Task prompt:
Images do not belong in the copy. Retype the entries exactly.

Figure collection entries:
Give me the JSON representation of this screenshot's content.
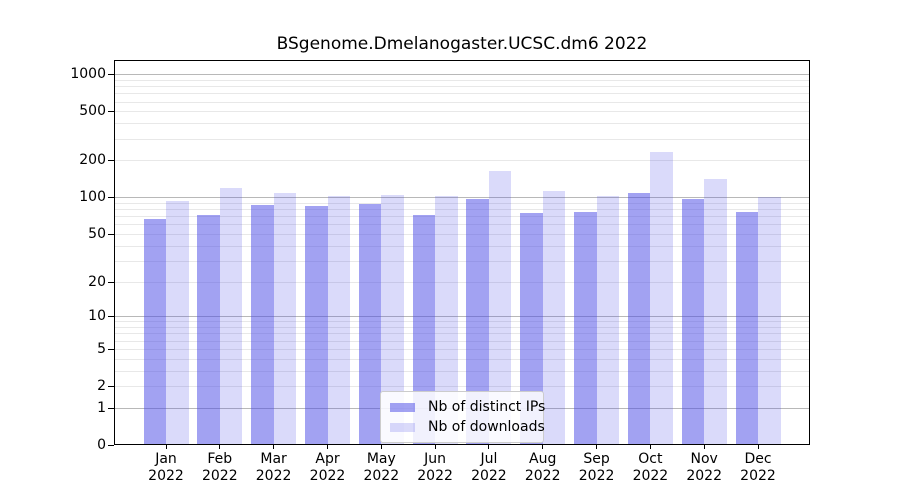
{
  "chart_data": {
    "type": "bar",
    "title": "BSgenome.Dmelanogaster.UCSC.dm6 2022",
    "categories": [
      "Jan",
      "Feb",
      "Mar",
      "Apr",
      "May",
      "Jun",
      "Jul",
      "Aug",
      "Sep",
      "Oct",
      "Nov",
      "Dec"
    ],
    "year": "2022",
    "series": [
      {
        "name": "Nb of distinct IPs",
        "color": "#4646e6",
        "alpha": 0.5,
        "values": [
          67,
          71,
          87,
          85,
          88,
          72,
          97,
          75,
          76,
          108,
          96,
          76
        ]
      },
      {
        "name": "Nb of downloads",
        "color": "#4646e6",
        "alpha": 0.2,
        "values": [
          93,
          118,
          109,
          103,
          104,
          103,
          163,
          113,
          103,
          235,
          140,
          101
        ]
      }
    ],
    "y_scale": "log1p",
    "y_ticks": [
      0,
      1,
      2,
      5,
      10,
      20,
      50,
      100,
      200,
      500,
      1000
    ],
    "ylim": [
      0,
      1300
    ],
    "grid": {
      "enabled": true,
      "major_color": "#b8b8b8",
      "minor_color": "#e8e8e8"
    },
    "legend_position": "lower center",
    "axis_color": "#000000",
    "background_color": "#ffffff"
  }
}
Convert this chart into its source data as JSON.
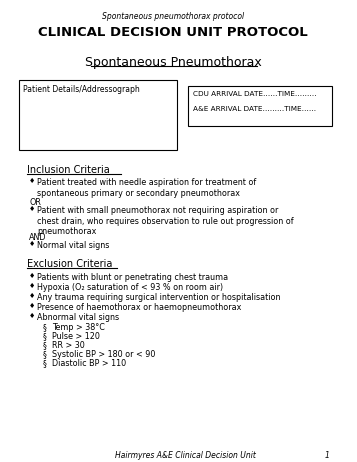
{
  "bg_color": "#ffffff",
  "header_small": "Spontaneous pneumothorax protocol",
  "title": "CLINICAL DECISION UNIT PROTOCOL",
  "subtitle": "Spontaneous Pneumothorax",
  "box1_label": "Patient Details/Addressograph",
  "box2_line1": "CDU ARRIVAL DATE……TIME………",
  "box2_line2": "A&E ARRIVAL DATE………TIME……",
  "inclusion_title": "Inclusion Criteria",
  "inclusion_bullets": [
    "Patient treated with needle aspiration for treatment of\nspontaneous primary or secondary pneumothorax",
    "Patient with small pneumothorax not requiring aspiration or\nchest drain, who requires observation to rule out progression of\npneumothorax",
    "Normal vital signs"
  ],
  "exclusion_title": "Exclusion Criteria",
  "exclusion_bullets": [
    "Patients with blunt or penetrating chest trauma",
    "Hypoxia (O₂ saturation of < 93 % on room air)",
    "Any trauma requiring surgical intervention or hospitalisation",
    "Presence of haemothorax or haemopneumothorax",
    "Abnormal vital signs"
  ],
  "sub_bullets": [
    "Temp > 38°C",
    "Pulse > 120",
    "RR > 30",
    "Systolic BP > 180 or < 90",
    "Diastolic BP > 110"
  ],
  "footer": "Hairmyres A&E Clinical Decision Unit",
  "footer_page": "1",
  "text_color": "#000000",
  "box_edge_color": "#000000"
}
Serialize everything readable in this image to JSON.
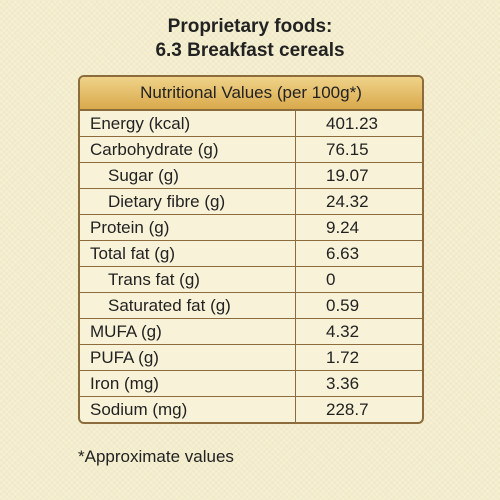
{
  "header": {
    "title_line1": "Proprietary foods:",
    "title_line2": "6.3 Breakfast cereals"
  },
  "table": {
    "heading": "Nutritional Values (per 100g*)",
    "rows": [
      [
        "Energy (kcal)",
        "401.23"
      ],
      [
        "Carbohydrate (g)",
        "76.15"
      ],
      [
        "Sugar (g)",
        "19.07"
      ],
      [
        "Dietary fibre (g)",
        "24.32"
      ],
      [
        "Protein (g)",
        "9.24"
      ],
      [
        "Total fat (g)",
        "6.63"
      ],
      [
        "Trans fat (g)",
        "0"
      ],
      [
        "Saturated fat (g)",
        "0.59"
      ],
      [
        "MUFA (g)",
        "4.32"
      ],
      [
        "PUFA (g)",
        "1.72"
      ],
      [
        "Iron (mg)",
        "3.36"
      ],
      [
        "Sodium (mg)",
        "228.7"
      ]
    ]
  },
  "footnote": "*Approximate values"
}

Written reply:
Give me the JSON representation of this screenshot's content.
{
  "chart_data": {
    "type": "bar",
    "title": "BSgenome.Dmelanogaster.UCSC.dm6 2022",
    "categories": [
      "Jan",
      "Feb",
      "Mar",
      "Apr",
      "May",
      "Jun",
      "Jul",
      "Aug",
      "Sep",
      "Oct",
      "Nov",
      "Dec"
    ],
    "year": "2022",
    "series": [
      {
        "name": "Nb of distinct IPs",
        "color": "#4646e6",
        "alpha": 0.5,
        "values": [
          67,
          71,
          87,
          85,
          88,
          72,
          97,
          75,
          76,
          108,
          96,
          76
        ]
      },
      {
        "name": "Nb of downloads",
        "color": "#4646e6",
        "alpha": 0.2,
        "values": [
          93,
          118,
          109,
          103,
          104,
          103,
          163,
          113,
          103,
          235,
          140,
          101
        ]
      }
    ],
    "y_scale": "log1p",
    "y_ticks": [
      0,
      1,
      2,
      5,
      10,
      20,
      50,
      100,
      200,
      500,
      1000
    ],
    "ylim": [
      0,
      1300
    ],
    "grid": {
      "enabled": true,
      "major_color": "#b8b8b8",
      "minor_color": "#e8e8e8"
    },
    "legend_position": "lower center",
    "axis_color": "#000000",
    "background_color": "#ffffff"
  }
}
Convert this chart into its source data as JSON.
{
  "bg_color": "#ffffff",
  "header_small": "Spontaneous pneumothorax protocol",
  "title": "CLINICAL DECISION UNIT PROTOCOL",
  "subtitle": "Spontaneous Pneumothorax",
  "box1_label": "Patient Details/Addressograph",
  "box2_line1": "CDU ARRIVAL DATE……TIME………",
  "box2_line2": "A&E ARRIVAL DATE………TIME……",
  "inclusion_title": "Inclusion Criteria",
  "inclusion_bullets": [
    "Patient treated with needle aspiration for treatment of\nspontaneous primary or secondary pneumothorax",
    "Patient with small pneumothorax not requiring aspiration or\nchest drain, who requires observation to rule out progression of\npneumothorax",
    "Normal vital signs"
  ],
  "exclusion_title": "Exclusion Criteria",
  "exclusion_bullets": [
    "Patients with blunt or penetrating chest trauma",
    "Hypoxia (O₂ saturation of < 93 % on room air)",
    "Any trauma requiring surgical intervention or hospitalisation",
    "Presence of haemothorax or haemopneumothorax",
    "Abnormal vital signs"
  ],
  "sub_bullets": [
    "Temp > 38°C",
    "Pulse > 120",
    "RR > 30",
    "Systolic BP > 180 or < 90",
    "Diastolic BP > 110"
  ],
  "footer": "Hairmyres A&E Clinical Decision Unit",
  "footer_page": "1",
  "text_color": "#000000",
  "box_edge_color": "#000000"
}
Serialize everything readable in this image to JSON.
{
  "header": {
    "title_line1": "Proprietary foods:",
    "title_line2": "6.3 Breakfast cereals"
  },
  "table": {
    "heading": "Nutritional Values (per 100g*)",
    "rows": [
      [
        "Energy (kcal)",
        "401.23"
      ],
      [
        "Carbohydrate (g)",
        "76.15"
      ],
      [
        "Sugar (g)",
        "19.07"
      ],
      [
        "Dietary fibre (g)",
        "24.32"
      ],
      [
        "Protein (g)",
        "9.24"
      ],
      [
        "Total fat (g)",
        "6.63"
      ],
      [
        "Trans fat (g)",
        "0"
      ],
      [
        "Saturated fat (g)",
        "0.59"
      ],
      [
        "MUFA (g)",
        "4.32"
      ],
      [
        "PUFA (g)",
        "1.72"
      ],
      [
        "Iron (mg)",
        "3.36"
      ],
      [
        "Sodium (mg)",
        "228.7"
      ]
    ]
  },
  "footnote": "*Approximate values"
}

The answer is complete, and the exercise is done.